Figure content listings
_ _ _
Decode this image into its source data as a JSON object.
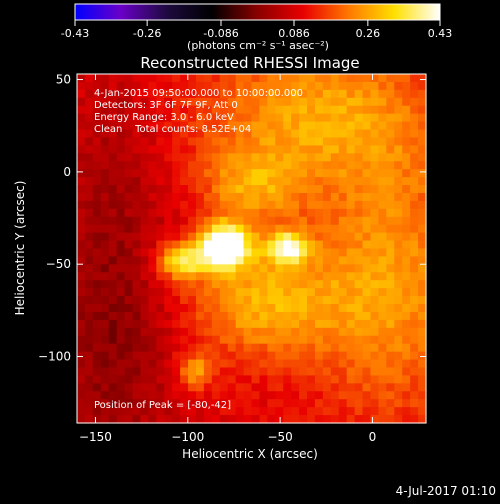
{
  "colorbar": {
    "ticks": [
      -0.43,
      -0.26,
      -0.086,
      0.086,
      0.26,
      0.43
    ],
    "tick_labels": [
      "-0.43",
      "-0.26",
      "-0.086",
      "0.086",
      "0.26",
      "0.43"
    ],
    "units_label": "(photons cm⁻² s⁻¹ asec⁻²)",
    "range": [
      -0.43,
      0.43
    ],
    "colors": [
      "#0000ff",
      "#6a00c8",
      "#1e0a40",
      "#000000",
      "#8a0000",
      "#e80000",
      "#ff7800",
      "#ffe000",
      "#ffffff"
    ]
  },
  "chart_data": {
    "type": "heatmap",
    "title": "Reconstructed RHESSI Image",
    "xlabel": "Heliocentric X (arcsec)",
    "ylabel": "Heliocentric Y (arcsec)",
    "xlim": [
      -160,
      29
    ],
    "ylim": [
      -136,
      53
    ],
    "x_ticks": [
      -150,
      -100,
      -50,
      0
    ],
    "y_ticks": [
      50,
      0,
      -50,
      -100
    ],
    "x_tick_labels": [
      "−150",
      "−100",
      "−50",
      "0"
    ],
    "y_tick_labels": [
      "50",
      "0",
      "−50",
      "−100"
    ],
    "annotations": [
      "4-Jan-2015 09:50:00.000 to 10:00:00.000",
      "Detectors: 3F 6F 7F 9F, Att 0",
      "Energy Range: 3.0 - 6.0 keV",
      "Clean    Total counts: 8.52E+04"
    ],
    "peak_label": "Position of Peak = [-80,-42]",
    "peak": [
      -80,
      -42
    ],
    "sources": [
      {
        "x": -80,
        "y": -40,
        "amp": 0.43,
        "sx": 9,
        "sy": 8
      },
      {
        "x": -103,
        "y": -48,
        "amp": 0.24,
        "sx": 10,
        "sy": 7
      },
      {
        "x": -46,
        "y": -41,
        "amp": 0.26,
        "sx": 8,
        "sy": 6
      },
      {
        "x": -66,
        "y": -8,
        "amp": 0.13,
        "sx": 18,
        "sy": 14
      },
      {
        "x": -60,
        "y": -70,
        "amp": 0.17,
        "sx": 30,
        "sy": 22
      },
      {
        "x": -96,
        "y": -108,
        "amp": 0.15,
        "sx": 7,
        "sy": 7
      },
      {
        "x": -30,
        "y": 30,
        "amp": 0.16,
        "sx": 45,
        "sy": 28
      },
      {
        "x": 10,
        "y": -60,
        "amp": 0.15,
        "sx": 30,
        "sy": 50
      },
      {
        "x": -140,
        "y": -90,
        "amp": -0.1,
        "sx": 25,
        "sy": 50
      },
      {
        "x": -140,
        "y": 10,
        "amp": -0.05,
        "sx": 20,
        "sy": 40
      }
    ],
    "background": 0.1
  },
  "timestamp": "4-Jul-2017 01:10"
}
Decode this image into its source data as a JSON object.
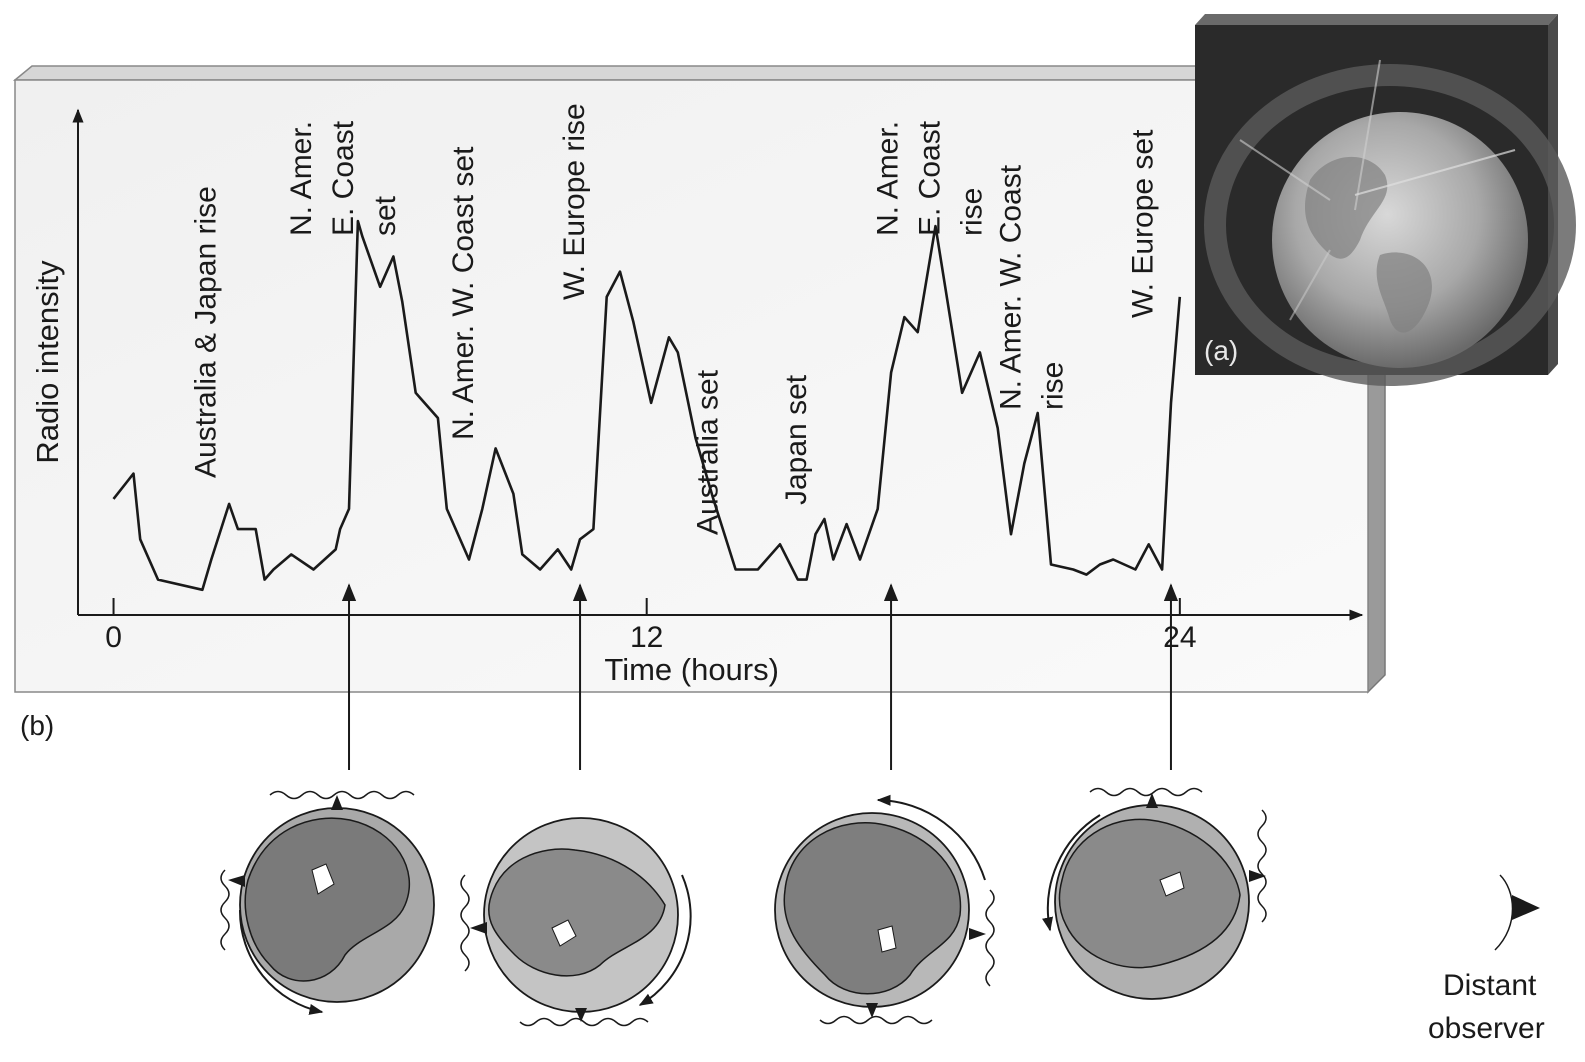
{
  "panel_b_label": "(b)",
  "panel_a_label": "(a)",
  "observer_label_line1": "Distant",
  "observer_label_line2": "observer",
  "chart_data": {
    "type": "line",
    "xlabel": "Time (hours)",
    "ylabel": "Radio intensity",
    "xlim": [
      -0.8,
      28.1
    ],
    "ylim": [
      0,
      1
    ],
    "x_ticks": [
      {
        "value": 0,
        "label": "0"
      },
      {
        "value": 12,
        "label": "12"
      },
      {
        "value": 24,
        "label": "24"
      }
    ],
    "grid": false,
    "series": [
      {
        "x": [
          0,
          0.45,
          0.6,
          1.0,
          2.0,
          2.2,
          2.6,
          2.8,
          3.2,
          3.4,
          3.6,
          4.0,
          4.5,
          5.0,
          5.1,
          5.3,
          5.5,
          5.6,
          6.0,
          6.3,
          6.5,
          6.8,
          6.9,
          7.3,
          7.5,
          8.0,
          8.3,
          8.6,
          9.0,
          9.2,
          9.6,
          10.0,
          10.3,
          10.5,
          10.8,
          11.1,
          11.4,
          11.7,
          12.1,
          12.5,
          12.7,
          13.1,
          13.5,
          14.0,
          14.3,
          14.5,
          15.0,
          15.4,
          15.6,
          15.8,
          16.0,
          16.2,
          16.5,
          16.8,
          17.2,
          17.5,
          17.8,
          18.1,
          18.5,
          19.1,
          19.5,
          19.9,
          20.2,
          20.5,
          20.8,
          21.1,
          21.6,
          21.9,
          22.2,
          22.5,
          23.0,
          23.3,
          23.6,
          23.8,
          24.0
        ],
        "y": [
          0.23,
          0.28,
          0.15,
          0.07,
          0.05,
          0.11,
          0.22,
          0.17,
          0.17,
          0.07,
          0.09,
          0.12,
          0.09,
          0.13,
          0.17,
          0.21,
          0.78,
          0.75,
          0.65,
          0.71,
          0.62,
          0.44,
          0.43,
          0.39,
          0.21,
          0.11,
          0.21,
          0.33,
          0.24,
          0.12,
          0.09,
          0.13,
          0.09,
          0.15,
          0.17,
          0.63,
          0.68,
          0.58,
          0.42,
          0.55,
          0.52,
          0.35,
          0.23,
          0.09,
          0.09,
          0.09,
          0.14,
          0.07,
          0.07,
          0.16,
          0.19,
          0.11,
          0.18,
          0.11,
          0.21,
          0.48,
          0.59,
          0.56,
          0.77,
          0.44,
          0.52,
          0.37,
          0.16,
          0.3,
          0.4,
          0.1,
          0.09,
          0.08,
          0.1,
          0.11,
          0.09,
          0.14,
          0.09,
          0.42,
          0.63
        ]
      }
    ],
    "annotations": [
      {
        "x": 2.2,
        "lines": [
          "Australia & Japan rise"
        ]
      },
      {
        "x": 5.3,
        "lines": [
          "N. Amer.",
          "E. Coast",
          "set"
        ]
      },
      {
        "x": 8.0,
        "lines": [
          "N. Amer. W. Coast set"
        ]
      },
      {
        "x": 10.5,
        "lines": [
          "W. Europe rise"
        ]
      },
      {
        "x": 13.5,
        "lines": [
          "Australia set"
        ]
      },
      {
        "x": 15.5,
        "lines": [
          "Japan set"
        ]
      },
      {
        "x": 18.5,
        "lines": [
          "N. Amer.",
          "E. Coast",
          "rise"
        ]
      },
      {
        "x": 20.8,
        "lines": [
          "N. Amer. W. Coast",
          "rise"
        ]
      },
      {
        "x": 23.3,
        "lines": [
          "W. Europe set"
        ]
      }
    ],
    "arrow_times": [
      5.3,
      10.5,
      17.5,
      23.8
    ]
  }
}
_ _ _
Return each line among the entries that holds the word "Heliocentric".

▶ _RESPONSE TO THIS TASK_
    "xlabel": "Heliocentric X (arcsec)",
    "ylabel": "Heliocentric Y (arcsec)",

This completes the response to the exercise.